_Given task_.
Reproduce the passage of the holiday party blog post that starts with the words "Tuesday, December 11, 2007" and ends after the words "a television set.".

Tuesday, December 11, 2007

I Hate To Complain...

Yay!

My Internet service is back up. What was the major issue? I have no idea. I unplugged the modem, plugged it back in, now I have Internet. Doesn't seem like a particularly good solution should this become a recurring problem. Sort of the modern day equivalent of whacking the side of a television set.

Last night, I went to The Second City Holiday party. When I first got hired into the touring company, this was a very exciting thing. I felt like I was part of an exclusive club and felt acknowledged by the comedy mother ship. Ten years later, I approach these parties with a sense of dread. It's cool to see some folks I haven't seen in awhile, but there's a layer of schmoozing and partying and, quite frankly, trying to remember names, that I'm just not that into. Plus, this year, more than any other, I noticed how unrecognized the training center is for being a part of the big machine.

Three standard highlights of the party are the staff show, getting your holiday gift from the company (This used to be accompanied with getting your holiday bonus. They wisely did away with this aspect. Rather awkward to open your envelope next to someone who inexplicably got more or less than you.) and the raffle. The staff show was very funny, especially if you are also on staff or are in one of the resident companies. And, yes, in Second City-sized terms, that's not even half of their holiday party audience. But they did do it well and if you didn't know the people they were referencing, you got an idea of what the joke was. Still, in this little revue they did, the only mention of the training was a reference in one scene that most of them take classes there.

Second City does do the holiday gift well. This year, it's a stainless steel thermos and travel mug. To pick up your gift, the hosts call up people by their division. It starts with the mainstage and trickles down to the training center. We were somewhere after the custodial staff and before the homeless guy who regularly stands out front begging for change.

_Stored data_.
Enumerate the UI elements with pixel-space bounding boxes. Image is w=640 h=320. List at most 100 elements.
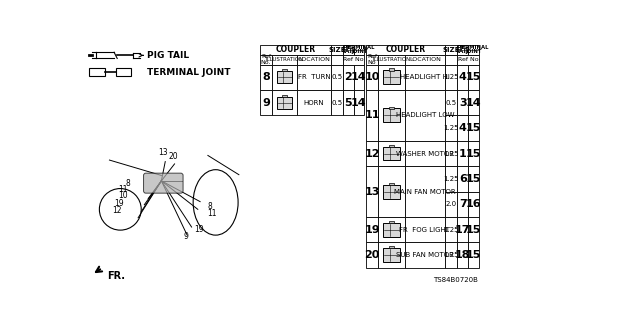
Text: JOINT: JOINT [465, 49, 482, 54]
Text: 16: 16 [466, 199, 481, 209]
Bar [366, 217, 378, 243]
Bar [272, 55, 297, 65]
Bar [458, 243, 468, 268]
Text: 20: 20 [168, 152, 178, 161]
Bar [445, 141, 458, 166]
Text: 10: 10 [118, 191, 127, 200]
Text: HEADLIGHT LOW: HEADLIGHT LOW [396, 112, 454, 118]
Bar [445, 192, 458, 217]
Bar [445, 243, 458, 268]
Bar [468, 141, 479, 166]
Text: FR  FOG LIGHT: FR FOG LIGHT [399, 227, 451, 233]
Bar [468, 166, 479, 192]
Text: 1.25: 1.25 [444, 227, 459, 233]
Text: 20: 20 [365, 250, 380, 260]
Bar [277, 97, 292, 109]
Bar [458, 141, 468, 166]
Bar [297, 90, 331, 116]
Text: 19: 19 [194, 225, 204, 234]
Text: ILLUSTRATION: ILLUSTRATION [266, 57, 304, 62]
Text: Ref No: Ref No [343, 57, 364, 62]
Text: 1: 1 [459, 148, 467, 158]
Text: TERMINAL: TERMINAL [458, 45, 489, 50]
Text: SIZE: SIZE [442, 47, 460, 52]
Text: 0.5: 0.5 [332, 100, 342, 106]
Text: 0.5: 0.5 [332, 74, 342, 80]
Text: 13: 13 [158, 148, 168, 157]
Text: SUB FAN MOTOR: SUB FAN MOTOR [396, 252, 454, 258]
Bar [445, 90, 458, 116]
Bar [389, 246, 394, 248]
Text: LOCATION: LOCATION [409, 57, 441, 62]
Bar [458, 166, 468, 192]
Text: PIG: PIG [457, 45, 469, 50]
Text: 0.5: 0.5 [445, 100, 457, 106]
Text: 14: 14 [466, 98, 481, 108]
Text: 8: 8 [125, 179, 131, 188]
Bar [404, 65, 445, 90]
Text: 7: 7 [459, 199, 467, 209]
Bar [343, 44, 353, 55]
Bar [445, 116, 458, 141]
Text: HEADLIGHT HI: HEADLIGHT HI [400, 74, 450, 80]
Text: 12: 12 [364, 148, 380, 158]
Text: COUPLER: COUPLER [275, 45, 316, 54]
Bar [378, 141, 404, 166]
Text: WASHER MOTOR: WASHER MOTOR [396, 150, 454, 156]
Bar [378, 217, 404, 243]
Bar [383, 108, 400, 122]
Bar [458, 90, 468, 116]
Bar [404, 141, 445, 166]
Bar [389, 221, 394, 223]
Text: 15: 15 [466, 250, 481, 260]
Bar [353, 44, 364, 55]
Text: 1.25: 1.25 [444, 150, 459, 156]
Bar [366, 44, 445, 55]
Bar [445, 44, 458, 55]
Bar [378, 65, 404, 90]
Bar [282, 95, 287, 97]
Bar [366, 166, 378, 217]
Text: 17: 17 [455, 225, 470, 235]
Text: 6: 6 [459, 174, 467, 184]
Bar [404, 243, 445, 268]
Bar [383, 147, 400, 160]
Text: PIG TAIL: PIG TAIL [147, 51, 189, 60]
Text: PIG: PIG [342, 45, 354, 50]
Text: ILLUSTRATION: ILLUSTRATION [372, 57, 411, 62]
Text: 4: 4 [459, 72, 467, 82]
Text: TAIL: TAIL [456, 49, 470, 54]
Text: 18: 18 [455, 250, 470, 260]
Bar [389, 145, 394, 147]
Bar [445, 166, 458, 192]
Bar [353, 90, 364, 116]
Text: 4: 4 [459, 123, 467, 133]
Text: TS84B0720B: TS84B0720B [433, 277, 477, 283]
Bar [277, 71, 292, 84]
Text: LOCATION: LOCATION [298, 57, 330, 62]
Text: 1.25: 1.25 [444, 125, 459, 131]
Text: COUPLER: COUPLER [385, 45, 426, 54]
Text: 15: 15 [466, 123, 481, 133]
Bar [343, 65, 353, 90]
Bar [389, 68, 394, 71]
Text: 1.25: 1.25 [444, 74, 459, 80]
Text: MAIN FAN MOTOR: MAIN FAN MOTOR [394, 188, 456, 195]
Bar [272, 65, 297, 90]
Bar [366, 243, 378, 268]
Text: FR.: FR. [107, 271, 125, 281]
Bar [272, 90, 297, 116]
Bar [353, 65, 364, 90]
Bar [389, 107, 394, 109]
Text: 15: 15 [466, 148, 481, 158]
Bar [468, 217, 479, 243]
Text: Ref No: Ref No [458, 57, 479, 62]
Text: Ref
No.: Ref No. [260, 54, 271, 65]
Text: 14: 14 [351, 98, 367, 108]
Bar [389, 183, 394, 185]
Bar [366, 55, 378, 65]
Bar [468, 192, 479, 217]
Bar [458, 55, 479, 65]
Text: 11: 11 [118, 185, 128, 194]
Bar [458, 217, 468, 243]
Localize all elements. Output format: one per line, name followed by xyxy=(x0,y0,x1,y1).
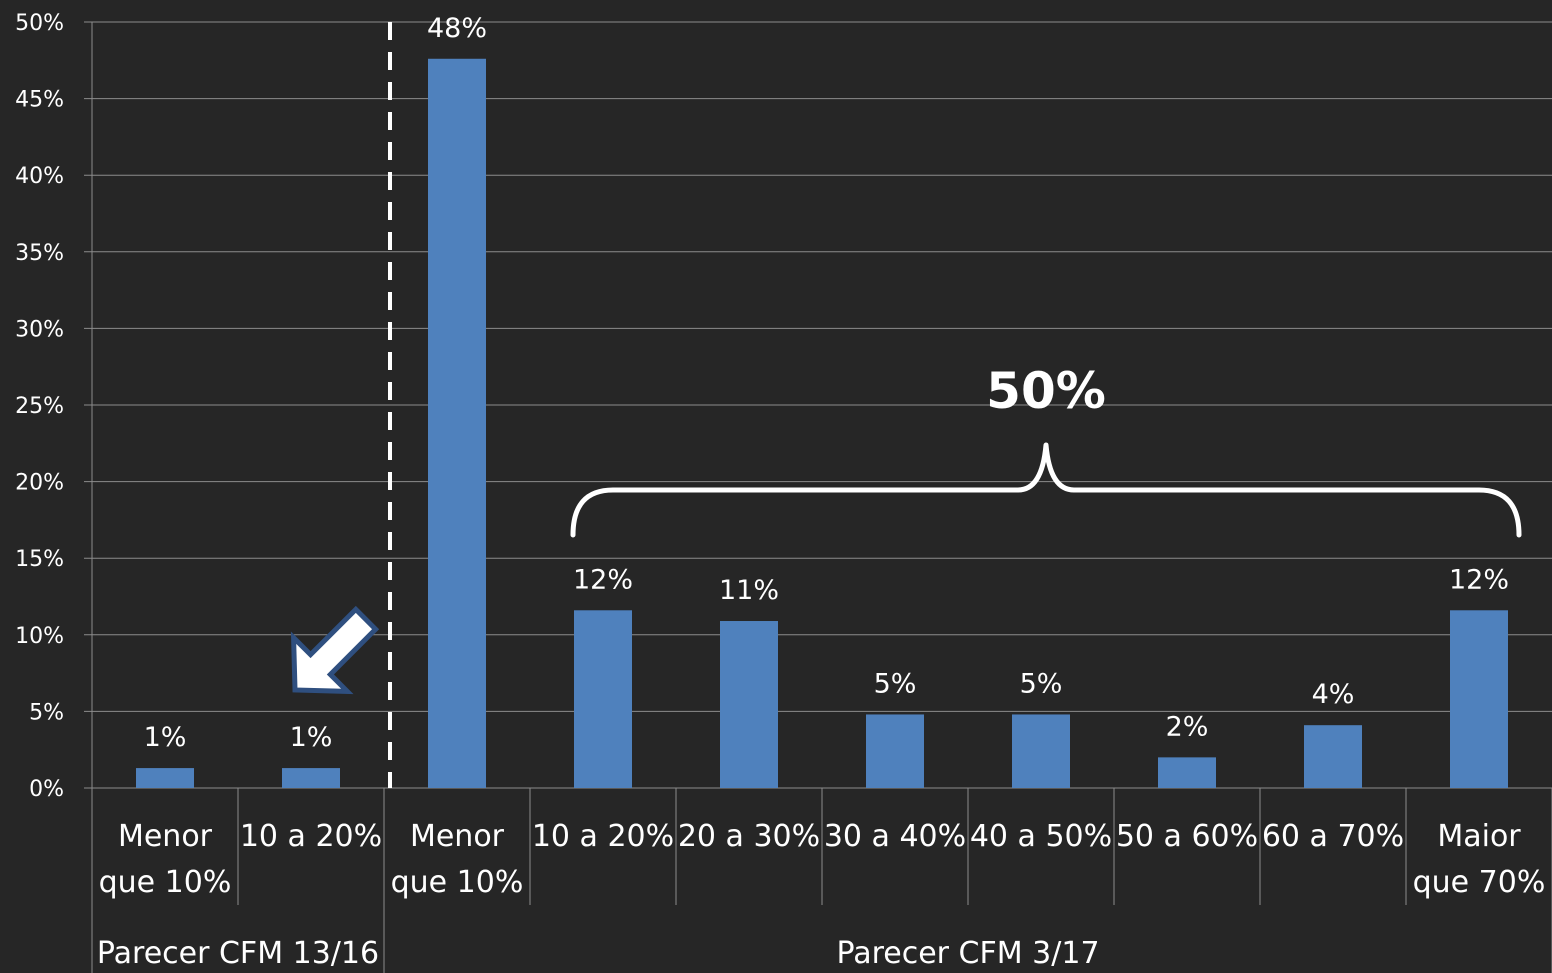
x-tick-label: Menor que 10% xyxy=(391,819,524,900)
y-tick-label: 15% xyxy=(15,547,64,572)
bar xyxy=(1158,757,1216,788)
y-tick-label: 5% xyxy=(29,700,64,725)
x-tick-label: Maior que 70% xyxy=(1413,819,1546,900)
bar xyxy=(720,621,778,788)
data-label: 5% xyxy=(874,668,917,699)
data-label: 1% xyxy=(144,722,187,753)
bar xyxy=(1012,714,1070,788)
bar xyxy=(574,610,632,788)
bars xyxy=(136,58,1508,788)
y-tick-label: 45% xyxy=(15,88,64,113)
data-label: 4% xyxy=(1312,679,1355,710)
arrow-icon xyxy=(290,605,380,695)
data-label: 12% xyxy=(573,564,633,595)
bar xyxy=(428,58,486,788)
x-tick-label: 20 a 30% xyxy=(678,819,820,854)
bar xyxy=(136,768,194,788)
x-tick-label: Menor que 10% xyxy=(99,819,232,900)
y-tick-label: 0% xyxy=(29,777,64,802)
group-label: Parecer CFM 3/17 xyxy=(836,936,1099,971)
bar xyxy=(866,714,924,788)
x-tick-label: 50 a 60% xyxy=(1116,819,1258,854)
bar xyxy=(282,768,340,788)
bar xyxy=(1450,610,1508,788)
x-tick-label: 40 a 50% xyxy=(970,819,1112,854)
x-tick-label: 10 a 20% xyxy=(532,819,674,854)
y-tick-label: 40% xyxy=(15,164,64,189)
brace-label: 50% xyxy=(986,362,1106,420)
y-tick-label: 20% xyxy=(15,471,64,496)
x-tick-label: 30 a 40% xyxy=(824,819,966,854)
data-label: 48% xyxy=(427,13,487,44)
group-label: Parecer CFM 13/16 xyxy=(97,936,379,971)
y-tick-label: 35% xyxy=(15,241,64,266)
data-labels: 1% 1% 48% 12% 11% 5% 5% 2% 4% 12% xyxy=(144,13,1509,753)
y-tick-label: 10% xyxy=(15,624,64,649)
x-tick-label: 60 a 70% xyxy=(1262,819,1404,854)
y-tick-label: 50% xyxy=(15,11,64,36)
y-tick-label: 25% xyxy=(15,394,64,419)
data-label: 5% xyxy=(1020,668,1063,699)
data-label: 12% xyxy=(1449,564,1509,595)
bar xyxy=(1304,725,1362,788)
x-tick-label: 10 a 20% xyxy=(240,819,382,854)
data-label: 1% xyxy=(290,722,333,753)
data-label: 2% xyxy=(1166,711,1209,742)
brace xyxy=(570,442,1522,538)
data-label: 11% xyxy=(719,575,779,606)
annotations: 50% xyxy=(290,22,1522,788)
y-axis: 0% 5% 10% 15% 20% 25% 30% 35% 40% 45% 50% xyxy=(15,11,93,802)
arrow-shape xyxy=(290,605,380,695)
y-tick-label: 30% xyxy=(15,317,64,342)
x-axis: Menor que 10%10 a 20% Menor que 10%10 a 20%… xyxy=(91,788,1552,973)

---

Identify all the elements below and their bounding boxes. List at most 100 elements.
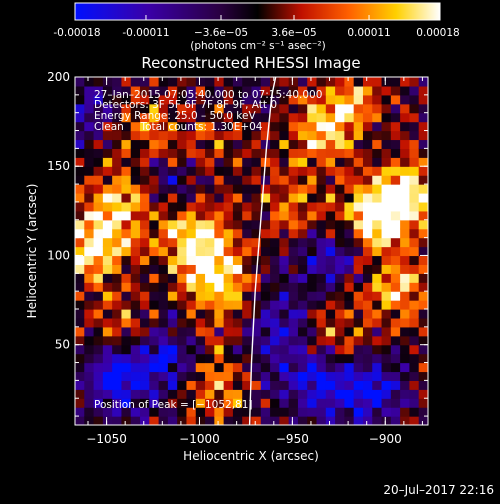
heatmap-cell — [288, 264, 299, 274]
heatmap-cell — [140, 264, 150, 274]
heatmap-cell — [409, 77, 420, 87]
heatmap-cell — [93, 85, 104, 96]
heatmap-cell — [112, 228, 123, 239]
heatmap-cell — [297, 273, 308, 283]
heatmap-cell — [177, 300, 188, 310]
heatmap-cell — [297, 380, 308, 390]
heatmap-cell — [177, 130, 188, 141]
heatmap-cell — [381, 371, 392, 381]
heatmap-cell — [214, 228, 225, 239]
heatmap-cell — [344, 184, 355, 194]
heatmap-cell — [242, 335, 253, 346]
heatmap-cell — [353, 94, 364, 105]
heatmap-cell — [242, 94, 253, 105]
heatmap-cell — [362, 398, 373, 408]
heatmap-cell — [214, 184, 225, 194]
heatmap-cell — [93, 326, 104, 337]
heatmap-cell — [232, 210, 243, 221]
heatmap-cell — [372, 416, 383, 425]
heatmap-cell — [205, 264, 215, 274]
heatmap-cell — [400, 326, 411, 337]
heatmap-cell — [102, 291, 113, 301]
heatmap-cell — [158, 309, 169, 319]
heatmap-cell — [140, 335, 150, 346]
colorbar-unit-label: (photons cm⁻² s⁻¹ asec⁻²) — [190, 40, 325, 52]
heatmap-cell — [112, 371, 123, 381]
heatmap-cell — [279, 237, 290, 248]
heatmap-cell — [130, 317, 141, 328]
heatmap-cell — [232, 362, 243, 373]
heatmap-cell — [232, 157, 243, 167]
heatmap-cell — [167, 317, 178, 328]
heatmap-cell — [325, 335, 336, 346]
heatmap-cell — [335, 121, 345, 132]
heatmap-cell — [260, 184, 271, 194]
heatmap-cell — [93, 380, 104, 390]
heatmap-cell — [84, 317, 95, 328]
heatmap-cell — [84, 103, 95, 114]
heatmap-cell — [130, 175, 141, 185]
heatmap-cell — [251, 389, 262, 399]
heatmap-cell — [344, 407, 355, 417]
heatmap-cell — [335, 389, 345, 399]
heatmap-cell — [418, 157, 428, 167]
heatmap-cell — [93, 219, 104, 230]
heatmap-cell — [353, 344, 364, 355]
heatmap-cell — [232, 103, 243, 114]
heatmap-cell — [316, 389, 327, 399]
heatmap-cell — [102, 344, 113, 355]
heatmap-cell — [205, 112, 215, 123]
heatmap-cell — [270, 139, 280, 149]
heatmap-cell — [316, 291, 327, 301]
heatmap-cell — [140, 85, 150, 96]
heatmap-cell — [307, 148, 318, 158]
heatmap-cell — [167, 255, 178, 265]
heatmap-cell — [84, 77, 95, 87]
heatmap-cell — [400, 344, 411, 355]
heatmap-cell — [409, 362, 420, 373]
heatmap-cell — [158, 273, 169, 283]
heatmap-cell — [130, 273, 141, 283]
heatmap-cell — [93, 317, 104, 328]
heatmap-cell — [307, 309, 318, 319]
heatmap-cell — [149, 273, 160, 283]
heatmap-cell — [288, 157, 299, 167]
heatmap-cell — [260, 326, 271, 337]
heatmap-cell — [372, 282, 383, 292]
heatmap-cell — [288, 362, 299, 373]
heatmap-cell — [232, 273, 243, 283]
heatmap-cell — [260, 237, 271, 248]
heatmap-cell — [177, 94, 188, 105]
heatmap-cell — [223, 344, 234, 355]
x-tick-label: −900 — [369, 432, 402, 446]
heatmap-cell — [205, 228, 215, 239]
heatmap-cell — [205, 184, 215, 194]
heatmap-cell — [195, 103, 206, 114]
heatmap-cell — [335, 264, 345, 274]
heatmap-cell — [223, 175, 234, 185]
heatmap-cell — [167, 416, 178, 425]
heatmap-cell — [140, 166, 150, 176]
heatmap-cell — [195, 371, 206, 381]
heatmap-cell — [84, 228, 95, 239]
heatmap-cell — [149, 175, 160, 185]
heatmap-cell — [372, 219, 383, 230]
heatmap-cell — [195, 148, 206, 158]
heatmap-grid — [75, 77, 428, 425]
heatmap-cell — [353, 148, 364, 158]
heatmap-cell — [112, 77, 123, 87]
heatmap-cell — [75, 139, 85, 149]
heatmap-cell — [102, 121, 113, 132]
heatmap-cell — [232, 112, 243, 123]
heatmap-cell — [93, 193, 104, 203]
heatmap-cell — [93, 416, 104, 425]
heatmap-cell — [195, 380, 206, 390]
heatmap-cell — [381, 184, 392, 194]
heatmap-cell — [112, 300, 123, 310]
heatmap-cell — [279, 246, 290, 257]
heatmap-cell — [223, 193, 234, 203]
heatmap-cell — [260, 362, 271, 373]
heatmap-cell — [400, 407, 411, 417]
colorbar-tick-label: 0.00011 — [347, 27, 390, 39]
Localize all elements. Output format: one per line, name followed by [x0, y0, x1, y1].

==

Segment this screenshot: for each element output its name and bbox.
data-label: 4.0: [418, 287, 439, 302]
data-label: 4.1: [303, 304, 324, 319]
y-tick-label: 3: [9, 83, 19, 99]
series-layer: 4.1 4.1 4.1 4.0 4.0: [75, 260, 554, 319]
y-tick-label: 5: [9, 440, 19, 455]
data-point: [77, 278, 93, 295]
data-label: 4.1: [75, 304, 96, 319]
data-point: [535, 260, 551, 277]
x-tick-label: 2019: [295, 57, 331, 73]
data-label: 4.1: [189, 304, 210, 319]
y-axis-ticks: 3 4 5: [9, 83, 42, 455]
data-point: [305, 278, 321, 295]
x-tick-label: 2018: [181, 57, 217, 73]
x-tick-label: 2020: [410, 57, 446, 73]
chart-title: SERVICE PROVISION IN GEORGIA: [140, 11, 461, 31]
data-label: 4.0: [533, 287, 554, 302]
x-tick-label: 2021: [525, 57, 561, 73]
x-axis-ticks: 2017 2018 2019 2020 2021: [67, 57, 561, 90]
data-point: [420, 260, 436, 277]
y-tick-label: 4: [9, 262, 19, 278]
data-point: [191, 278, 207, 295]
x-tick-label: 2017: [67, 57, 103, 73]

_Output_.
Tuesday, December 11, 2007

I Hate To Complain...

Yay!

My Internet service is back up. What was the major issue? I have no idea. I unplugged the modem, plugged it back in, now I have Internet. Doesn't seem like a particularly good solution should this become a recurring problem. Sort of the modern day equivalent of whacking the side of a television set.